WHAT YOU SHOULD DO: Print all the records exactly, please.

Extracted data entries:
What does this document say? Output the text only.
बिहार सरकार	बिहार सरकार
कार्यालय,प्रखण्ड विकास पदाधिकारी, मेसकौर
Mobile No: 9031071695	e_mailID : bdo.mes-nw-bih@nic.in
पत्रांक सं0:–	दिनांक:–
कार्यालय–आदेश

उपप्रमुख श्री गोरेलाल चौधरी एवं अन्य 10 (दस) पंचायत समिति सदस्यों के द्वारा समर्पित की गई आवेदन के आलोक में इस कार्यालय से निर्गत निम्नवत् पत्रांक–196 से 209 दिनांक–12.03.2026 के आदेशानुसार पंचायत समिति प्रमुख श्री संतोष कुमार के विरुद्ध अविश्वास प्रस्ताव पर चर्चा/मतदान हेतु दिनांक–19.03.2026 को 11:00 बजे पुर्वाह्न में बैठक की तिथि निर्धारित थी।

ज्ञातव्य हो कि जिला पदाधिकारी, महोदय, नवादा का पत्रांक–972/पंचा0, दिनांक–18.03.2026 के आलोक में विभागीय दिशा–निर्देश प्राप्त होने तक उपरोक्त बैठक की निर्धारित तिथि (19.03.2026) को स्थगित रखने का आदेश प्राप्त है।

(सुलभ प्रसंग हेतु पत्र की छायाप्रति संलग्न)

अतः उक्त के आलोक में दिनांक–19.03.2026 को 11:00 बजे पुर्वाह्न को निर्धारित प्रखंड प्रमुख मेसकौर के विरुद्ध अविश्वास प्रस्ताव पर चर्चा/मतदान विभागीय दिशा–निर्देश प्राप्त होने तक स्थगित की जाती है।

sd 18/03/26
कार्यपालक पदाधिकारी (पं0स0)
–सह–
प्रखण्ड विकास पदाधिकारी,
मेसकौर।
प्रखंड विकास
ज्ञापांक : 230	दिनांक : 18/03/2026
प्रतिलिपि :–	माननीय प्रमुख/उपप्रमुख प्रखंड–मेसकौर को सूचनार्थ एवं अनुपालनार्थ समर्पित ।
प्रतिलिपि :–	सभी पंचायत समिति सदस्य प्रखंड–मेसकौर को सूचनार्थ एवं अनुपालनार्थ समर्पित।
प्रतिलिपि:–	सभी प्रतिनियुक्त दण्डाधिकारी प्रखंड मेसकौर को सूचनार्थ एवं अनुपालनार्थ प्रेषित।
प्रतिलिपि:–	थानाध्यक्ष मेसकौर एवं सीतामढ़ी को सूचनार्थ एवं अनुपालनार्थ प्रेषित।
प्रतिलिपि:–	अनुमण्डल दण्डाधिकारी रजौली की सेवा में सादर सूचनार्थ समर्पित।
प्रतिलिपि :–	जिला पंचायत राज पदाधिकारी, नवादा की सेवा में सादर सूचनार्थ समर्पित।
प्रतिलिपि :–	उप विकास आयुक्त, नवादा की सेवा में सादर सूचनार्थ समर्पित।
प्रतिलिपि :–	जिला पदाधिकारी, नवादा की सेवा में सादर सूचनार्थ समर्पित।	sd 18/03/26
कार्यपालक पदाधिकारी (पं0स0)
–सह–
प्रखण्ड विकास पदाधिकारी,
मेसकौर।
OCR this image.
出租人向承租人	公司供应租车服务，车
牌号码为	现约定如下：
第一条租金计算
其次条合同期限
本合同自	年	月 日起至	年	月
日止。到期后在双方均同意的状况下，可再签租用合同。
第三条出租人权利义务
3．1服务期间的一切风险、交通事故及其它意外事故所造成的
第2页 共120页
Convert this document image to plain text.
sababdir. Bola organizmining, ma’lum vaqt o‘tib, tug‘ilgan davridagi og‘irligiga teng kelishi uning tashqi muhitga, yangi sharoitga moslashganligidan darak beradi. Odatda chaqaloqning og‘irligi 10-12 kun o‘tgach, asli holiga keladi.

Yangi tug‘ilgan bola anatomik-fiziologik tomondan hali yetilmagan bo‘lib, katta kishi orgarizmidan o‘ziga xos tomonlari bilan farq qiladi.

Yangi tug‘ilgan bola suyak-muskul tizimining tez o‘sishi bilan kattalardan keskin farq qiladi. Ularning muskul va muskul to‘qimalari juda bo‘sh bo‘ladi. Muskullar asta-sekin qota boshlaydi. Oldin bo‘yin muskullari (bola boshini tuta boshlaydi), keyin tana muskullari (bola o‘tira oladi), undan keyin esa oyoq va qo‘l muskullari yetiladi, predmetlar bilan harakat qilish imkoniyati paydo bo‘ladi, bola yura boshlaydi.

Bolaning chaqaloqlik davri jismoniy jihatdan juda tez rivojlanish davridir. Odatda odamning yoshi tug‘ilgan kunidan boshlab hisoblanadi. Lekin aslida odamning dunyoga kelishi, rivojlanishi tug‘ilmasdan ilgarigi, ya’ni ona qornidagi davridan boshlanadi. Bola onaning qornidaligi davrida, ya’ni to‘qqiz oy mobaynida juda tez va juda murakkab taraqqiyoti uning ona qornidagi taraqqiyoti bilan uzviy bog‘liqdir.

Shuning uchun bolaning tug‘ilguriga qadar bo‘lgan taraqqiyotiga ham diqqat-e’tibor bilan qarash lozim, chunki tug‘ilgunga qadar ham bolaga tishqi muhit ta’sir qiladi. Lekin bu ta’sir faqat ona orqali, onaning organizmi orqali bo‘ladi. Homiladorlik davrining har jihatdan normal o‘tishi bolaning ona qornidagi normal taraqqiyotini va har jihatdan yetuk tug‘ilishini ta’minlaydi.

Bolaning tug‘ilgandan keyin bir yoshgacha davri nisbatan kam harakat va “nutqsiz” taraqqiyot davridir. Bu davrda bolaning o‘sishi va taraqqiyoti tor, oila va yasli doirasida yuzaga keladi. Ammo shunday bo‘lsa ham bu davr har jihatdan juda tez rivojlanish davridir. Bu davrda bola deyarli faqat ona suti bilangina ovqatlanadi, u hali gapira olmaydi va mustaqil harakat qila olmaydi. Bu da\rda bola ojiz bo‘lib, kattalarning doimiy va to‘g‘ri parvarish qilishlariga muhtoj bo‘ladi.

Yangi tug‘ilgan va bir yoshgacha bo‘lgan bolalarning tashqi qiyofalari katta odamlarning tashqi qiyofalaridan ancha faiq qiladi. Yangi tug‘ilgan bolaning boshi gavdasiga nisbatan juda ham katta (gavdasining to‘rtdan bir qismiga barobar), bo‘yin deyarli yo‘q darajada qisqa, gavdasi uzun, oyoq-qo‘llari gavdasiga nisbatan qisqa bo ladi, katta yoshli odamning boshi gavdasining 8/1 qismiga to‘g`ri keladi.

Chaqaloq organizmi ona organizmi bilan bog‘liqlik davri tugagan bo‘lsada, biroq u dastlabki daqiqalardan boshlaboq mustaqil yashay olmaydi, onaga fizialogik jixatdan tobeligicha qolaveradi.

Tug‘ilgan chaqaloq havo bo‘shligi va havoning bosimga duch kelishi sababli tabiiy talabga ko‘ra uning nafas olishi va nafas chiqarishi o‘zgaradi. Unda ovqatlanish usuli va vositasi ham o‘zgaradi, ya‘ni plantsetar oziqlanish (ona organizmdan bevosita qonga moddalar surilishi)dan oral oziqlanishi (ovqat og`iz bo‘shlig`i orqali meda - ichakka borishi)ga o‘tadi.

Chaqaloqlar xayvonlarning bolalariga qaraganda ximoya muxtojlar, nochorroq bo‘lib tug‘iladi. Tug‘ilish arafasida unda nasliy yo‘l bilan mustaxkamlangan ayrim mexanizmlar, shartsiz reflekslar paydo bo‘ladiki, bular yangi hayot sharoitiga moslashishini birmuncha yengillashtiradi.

ANSWER:
What does this document say? Output the text only.
बिहार सरकार	बिहार सरकार
कार्यालय,प्रखण्ड विकास पदाधिकारी, मेसकौर
Mobile No: 9031071695	e_mailID : bdo.mes-nw-bih@nic.in
पत्रांक सं0:–	दिनांक:–
कार्यालय–आदेश

उपप्रमुख श्री गोरेलाल चौधरी एवं अन्य 10 (दस) पंचायत समिति सदस्यों के द्वारा समर्पित की गई आवेदन के आलोक में इस कार्यालय से निर्गत निम्नवत् पत्रांक–196 से 209 दिनांक–12.03.2026 के आदेशानुसार पंचायत समिति प्रमुख श्री संतोष कुमार के विरुद्ध अविश्वास प्रस्ताव पर चर्चा/मतदान हेतु दिनांक–19.03.2026 को 11:00 बजे पुर्वाह्न में बैठक की तिथि निर्धारित थी।

ज्ञातव्य हो कि जिला पदाधिकारी, महोदय, नवादा का पत्रांक–972/पंचा0, दिनांक–18.03.2026 के आलोक में विभागीय दिशा–निर्देश प्राप्त होने तक उपरोक्त बैठक की निर्धारित तिथि (19.03.2026) को स्थगित रखने का आदेश प्राप्त है।

(सुलभ प्रसंग हेतु पत्र की छायाप्रति संलग्न)

अतः उक्त के आलोक में दिनांक–19.03.2026 को 11:00 बजे पुर्वाह्न को निर्धारित प्रखंड प्रमुख मेसकौर के विरुद्ध अविश्वास प्रस्ताव पर चर्चा/मतदान विभागीय दिशा–निर्देश प्राप्त होने तक स्थगित की जाती है।

sd 18/03/26
कार्यपालक पदाधिकारी (पं0स0)
–सह–
प्रखण्ड विकास पदाधिकारी,
मेसकौर।
प्रखंड विकास
ज्ञापांक : 230	दिनांक : 18/03/2026
प्रतिलिपि :–	माननीय प्रमुख/उपप्रमुख प्रखंड–मेसकौर को सूचनार्थ एवं अनुपालनार्थ समर्पित ।
प्रतिलिपि :–	सभी पंचायत समिति सदस्य प्रखंड–मेसकौर को सूचनार्थ एवं अनुपालनार्थ समर्पित।
प्रतिलिपि:–	सभी प्रतिनियुक्त दण्डाधिकारी प्रखंड मेसकौर को सूचनार्थ एवं अनुपालनार्थ प्रेषित।
प्रतिलिपि:–	थानाध्यक्ष मेसकौर एवं सीतामढ़ी को सूचनार्थ एवं अनुपालनार्थ प्रेषित।
प्रतिलिपि:–	अनुमण्डल दण्डाधिकारी रजौली की सेवा में सादर सूचनार्थ समर्पित।
प्रतिलिपि :–	जिला पंचायत राज पदाधिकारी, नवादा की सेवा में सादर सूचनार्थ समर्पित।
प्रतिलिपि :–	उप विकास आयुक्त, नवादा की सेवा में सादर सूचनार्थ समर्पित।
प्रतिलिपि :–	जिला पदाधिकारी, नवादा की सेवा में सादर सूचनार्थ समर्पित।	sd 18/03/26
कार्यपालक पदाधिकारी (पं0स0)
–सह–
प्रखण्ड विकास पदाधिकारी,
मेसकौर।
OCR this image.
出租人向承租人	公司供应租车服务，车
牌号码为	现约定如下：
第一条租金计算
其次条合同期限
本合同自	年	月 日起至	年	月
日止。到期后在双方均同意的状况下，可再签租用合同。
第三条出租人权利义务
3．1服务期间的一切风险、交通事故及其它意外事故所造成的
第2页 共120页
Convert this document image to plain text.
sababdir. Bola organizmining, ma’lum vaqt o‘tib, tug‘ilgan davridagi og‘irligiga teng kelishi uning tashqi muhitga, yangi sharoitga moslashganligidan darak beradi. Odatda chaqaloqning og‘irligi 10-12 kun o‘tgach, asli holiga keladi.

Yangi tug‘ilgan bola anatomik-fiziologik tomondan hali yetilmagan bo‘lib, katta kishi orgarizmidan o‘ziga xos tomonlari bilan farq qiladi.

Yangi tug‘ilgan bola suyak-muskul tizimining tez o‘sishi bilan kattalardan keskin farq qiladi. Ularning muskul va muskul to‘qimalari juda bo‘sh bo‘ladi. Muskullar asta-sekin qota boshlaydi. Oldin bo‘yin muskullari (bola boshini tuta boshlaydi), keyin tana muskullari (bola o‘tira oladi), undan keyin esa oyoq va qo‘l muskullari yetiladi, predmetlar bilan harakat qilish imkoniyati paydo bo‘ladi, bola yura boshlaydi.

Bolaning chaqaloqlik davri jismoniy jihatdan juda tez rivojlanish davridir. Odatda odamning yoshi tug‘ilgan kunidan boshlab hisoblanadi. Lekin aslida odamning dunyoga kelishi, rivojlanishi tug‘ilmasdan ilgarigi, ya’ni ona qornidagi davridan boshlanadi. Bola onaning qornidaligi davrida, ya’ni to‘qqiz oy mobaynida juda tez va juda murakkab taraqqiyoti uning ona qornidagi taraqqiyoti bilan uzviy bog‘liqdir.

Shuning uchun bolaning tug‘ilguriga qadar bo‘lgan taraqqiyotiga ham diqqat-e’tibor bilan qarash lozim, chunki tug‘ilgunga qadar ham bolaga tishqi muhit ta’sir qiladi. Lekin bu ta’sir faqat ona orqali, onaning organizmi orqali bo‘ladi. Homiladorlik davrining har jihatdan normal o‘tishi bolaning ona qornidagi normal taraqqiyotini va har jihatdan yetuk tug‘ilishini ta’minlaydi.

Bolaning tug‘ilgandan keyin bir yoshgacha davri nisbatan kam harakat va “nutqsiz” taraqqiyot davridir. Bu davrda bolaning o‘sishi va taraqqiyoti tor, oila va yasli doirasida yuzaga keladi. Ammo shunday bo‘lsa ham bu davr har jihatdan juda tez rivojlanish davridir. Bu davrda bola deyarli faqat ona suti bilangina ovqatlanadi, u hali gapira olmaydi va mustaqil harakat qila olmaydi. Bu da\rda bola ojiz bo‘lib, kattalarning doimiy va to‘g‘ri parvarish qilishlariga muhtoj bo‘ladi.

Yangi tug‘ilgan va bir yoshgacha bo‘lgan bolalarning tashqi qiyofalari katta odamlarning tashqi qiyofalaridan ancha faiq qiladi. Yangi tug‘ilgan bolaning boshi gavdasiga nisbatan juda ham katta (gavdasining to‘rtdan bir qismiga barobar), bo‘yin deyarli yo‘q darajada qisqa, gavdasi uzun, oyoq-qo‘llari gavdasiga nisbatan qisqa bo ladi, katta yoshli odamning boshi gavdasining 8/1 qismiga to‘g`ri keladi.

Chaqaloq organizmi ona organizmi bilan bog‘liqlik davri tugagan bo‘lsada, biroq u dastlabki daqiqalardan boshlaboq mustaqil yashay olmaydi, onaga fizialogik jixatdan tobeligicha qolaveradi.

Tug‘ilgan chaqaloq havo bo‘shligi va havoning bosimga duch kelishi sababli tabiiy talabga ko‘ra uning nafas olishi va nafas chiqarishi o‘zgaradi. Unda ovqatlanish usuli va vositasi ham o‘zgaradi, ya‘ni plantsetar oziqlanish (ona organizmdan bevosita qonga moddalar surilishi)dan oral oziqlanishi (ovqat og`iz bo‘shlig`i orqali meda - ichakka borishi)ga o‘tadi.

Chaqaloqlar xayvonlarning bolalariga qaraganda ximoya muxtojlar, nochorroq bo‘lib tug‘iladi. Tug‘ilish arafasida unda nasliy yo‘l bilan mustaxkamlangan ayrim mexanizmlar, shartsiz reflekslar paydo bo‘ladiki, bular yangi hayot sharoitiga moslashishini birmuncha yengillashtiradi.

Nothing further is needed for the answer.